Find the lines with "carbohydrate" in them and copy them out.

Figure dataset records:
[START]

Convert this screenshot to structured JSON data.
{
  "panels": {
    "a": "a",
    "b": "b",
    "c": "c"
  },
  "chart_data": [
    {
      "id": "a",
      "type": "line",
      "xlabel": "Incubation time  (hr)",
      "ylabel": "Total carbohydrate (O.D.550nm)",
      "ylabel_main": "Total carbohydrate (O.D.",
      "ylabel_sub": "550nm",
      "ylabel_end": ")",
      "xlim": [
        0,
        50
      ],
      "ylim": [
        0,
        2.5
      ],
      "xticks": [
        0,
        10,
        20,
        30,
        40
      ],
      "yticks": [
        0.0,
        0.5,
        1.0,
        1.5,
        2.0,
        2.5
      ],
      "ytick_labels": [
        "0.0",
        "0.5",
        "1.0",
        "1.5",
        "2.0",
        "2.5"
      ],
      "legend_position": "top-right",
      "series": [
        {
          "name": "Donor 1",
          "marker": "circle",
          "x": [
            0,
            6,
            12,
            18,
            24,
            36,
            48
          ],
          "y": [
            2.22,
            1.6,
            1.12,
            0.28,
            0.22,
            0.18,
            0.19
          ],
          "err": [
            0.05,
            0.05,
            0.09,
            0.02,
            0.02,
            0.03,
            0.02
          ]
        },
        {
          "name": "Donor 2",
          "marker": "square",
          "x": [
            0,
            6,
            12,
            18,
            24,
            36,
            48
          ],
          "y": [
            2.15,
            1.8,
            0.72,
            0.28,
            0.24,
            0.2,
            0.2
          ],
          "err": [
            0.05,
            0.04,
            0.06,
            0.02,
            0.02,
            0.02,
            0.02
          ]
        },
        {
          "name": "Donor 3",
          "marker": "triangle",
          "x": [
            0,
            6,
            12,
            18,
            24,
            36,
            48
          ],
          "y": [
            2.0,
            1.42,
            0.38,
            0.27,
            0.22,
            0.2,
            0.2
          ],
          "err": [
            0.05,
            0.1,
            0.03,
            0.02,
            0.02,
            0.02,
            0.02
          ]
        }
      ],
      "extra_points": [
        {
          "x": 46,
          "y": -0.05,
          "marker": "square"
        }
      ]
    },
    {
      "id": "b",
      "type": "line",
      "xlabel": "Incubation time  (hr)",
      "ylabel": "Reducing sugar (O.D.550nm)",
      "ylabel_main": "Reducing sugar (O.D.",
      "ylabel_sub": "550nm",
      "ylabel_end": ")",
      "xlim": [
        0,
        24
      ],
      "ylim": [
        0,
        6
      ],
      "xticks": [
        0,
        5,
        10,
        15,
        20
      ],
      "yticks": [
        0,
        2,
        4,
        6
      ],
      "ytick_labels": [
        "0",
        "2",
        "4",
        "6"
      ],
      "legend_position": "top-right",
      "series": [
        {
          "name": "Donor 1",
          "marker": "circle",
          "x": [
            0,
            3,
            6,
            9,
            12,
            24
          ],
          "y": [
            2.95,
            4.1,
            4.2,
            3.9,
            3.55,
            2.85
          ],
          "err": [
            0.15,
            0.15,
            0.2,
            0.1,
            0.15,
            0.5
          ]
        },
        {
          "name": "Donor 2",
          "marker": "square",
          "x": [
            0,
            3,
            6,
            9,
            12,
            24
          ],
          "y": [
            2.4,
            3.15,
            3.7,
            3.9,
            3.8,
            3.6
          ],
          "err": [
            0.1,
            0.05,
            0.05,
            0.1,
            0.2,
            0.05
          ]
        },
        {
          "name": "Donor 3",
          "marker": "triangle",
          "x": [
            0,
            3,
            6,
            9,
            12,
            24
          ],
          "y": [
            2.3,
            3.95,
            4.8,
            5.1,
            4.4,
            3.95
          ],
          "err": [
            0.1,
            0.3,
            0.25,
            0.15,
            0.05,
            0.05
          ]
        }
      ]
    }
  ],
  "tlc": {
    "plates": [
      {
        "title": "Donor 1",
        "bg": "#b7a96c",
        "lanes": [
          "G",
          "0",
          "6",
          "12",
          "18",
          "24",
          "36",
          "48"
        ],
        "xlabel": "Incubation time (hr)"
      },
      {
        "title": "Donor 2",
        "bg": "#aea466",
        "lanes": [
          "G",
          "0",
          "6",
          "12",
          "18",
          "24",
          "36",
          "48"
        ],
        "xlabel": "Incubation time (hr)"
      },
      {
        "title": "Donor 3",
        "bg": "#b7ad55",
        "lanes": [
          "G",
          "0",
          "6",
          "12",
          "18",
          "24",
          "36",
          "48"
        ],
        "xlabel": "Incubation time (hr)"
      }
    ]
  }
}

[END]

Response to this task:
      "ylabel": "Total carbohydrate (O.D.550nm)",
      "ylabel_main": "Total carbohydrate (O.D.",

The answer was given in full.